Collection entries:
****************************************

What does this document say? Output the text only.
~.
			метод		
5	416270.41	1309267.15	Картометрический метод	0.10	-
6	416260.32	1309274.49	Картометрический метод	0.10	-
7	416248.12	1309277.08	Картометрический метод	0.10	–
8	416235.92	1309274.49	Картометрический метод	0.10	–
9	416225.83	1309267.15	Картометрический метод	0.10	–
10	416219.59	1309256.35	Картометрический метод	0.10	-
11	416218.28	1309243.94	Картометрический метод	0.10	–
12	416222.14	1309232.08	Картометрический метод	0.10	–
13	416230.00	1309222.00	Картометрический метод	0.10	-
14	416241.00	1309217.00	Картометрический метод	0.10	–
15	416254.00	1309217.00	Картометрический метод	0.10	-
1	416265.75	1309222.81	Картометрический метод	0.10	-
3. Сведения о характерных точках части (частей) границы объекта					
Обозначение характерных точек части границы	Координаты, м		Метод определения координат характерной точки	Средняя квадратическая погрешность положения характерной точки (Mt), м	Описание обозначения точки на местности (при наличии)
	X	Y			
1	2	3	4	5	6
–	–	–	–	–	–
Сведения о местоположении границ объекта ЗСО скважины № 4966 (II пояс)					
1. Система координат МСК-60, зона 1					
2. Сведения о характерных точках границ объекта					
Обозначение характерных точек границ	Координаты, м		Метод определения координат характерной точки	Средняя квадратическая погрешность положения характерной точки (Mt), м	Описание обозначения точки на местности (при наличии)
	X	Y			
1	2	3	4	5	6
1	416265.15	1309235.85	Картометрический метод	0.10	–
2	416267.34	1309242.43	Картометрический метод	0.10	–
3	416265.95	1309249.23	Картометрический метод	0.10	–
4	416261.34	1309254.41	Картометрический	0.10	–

****************************************

*Given instruction*
Return all of the data word for word.

*The solution*
What does this document say? Output the text only.
~.
			метод		
5	416270.41	1309267.15	Картометрический метод	0.10	-
6	416260.32	1309274.49	Картометрический метод	0.10	-
7	416248.12	1309277.08	Картометрический метод	0.10	–
8	416235.92	1309274.49	Картометрический метод	0.10	–
9	416225.83	1309267.15	Картометрический метод	0.10	–
10	416219.59	1309256.35	Картометрический метод	0.10	-
11	416218.28	1309243.94	Картометрический метод	0.10	–
12	416222.14	1309232.08	Картометрический метод	0.10	–
13	416230.00	1309222.00	Картометрический метод	0.10	-
14	416241.00	1309217.00	Картометрический метод	0.10	–
15	416254.00	1309217.00	Картометрический метод	0.10	-
1	416265.75	1309222.81	Картометрический метод	0.10	-
3. Сведения о характерных точках части (частей) границы объекта					
Обозначение характерных точек части границы	Координаты, м		Метод определения координат характерной точки	Средняя квадратическая погрешность положения характерной точки (Mt), м	Описание обозначения точки на местности (при наличии)
	X	Y			
1	2	3	4	5	6
–	–	–	–	–	–
Сведения о местоположении границ объекта ЗСО скважины № 4966 (II пояс)					
1. Система координат МСК-60, зона 1					
2. Сведения о характерных точках границ объекта					
Обозначение характерных точек границ	Координаты, м		Метод определения координат характерной точки	Средняя квадратическая погрешность положения характерной точки (Mt), м	Описание обозначения точки на местности (при наличии)
	X	Y			
1	2	3	4	5	6
1	416265.15	1309235.85	Картометрический метод	0.10	–
2	416267.34	1309242.43	Картометрический метод	0.10	–
3	416265.95	1309249.23	Картометрический метод	0.10	–
4	416261.34	1309254.41	Картометрический	0.10	–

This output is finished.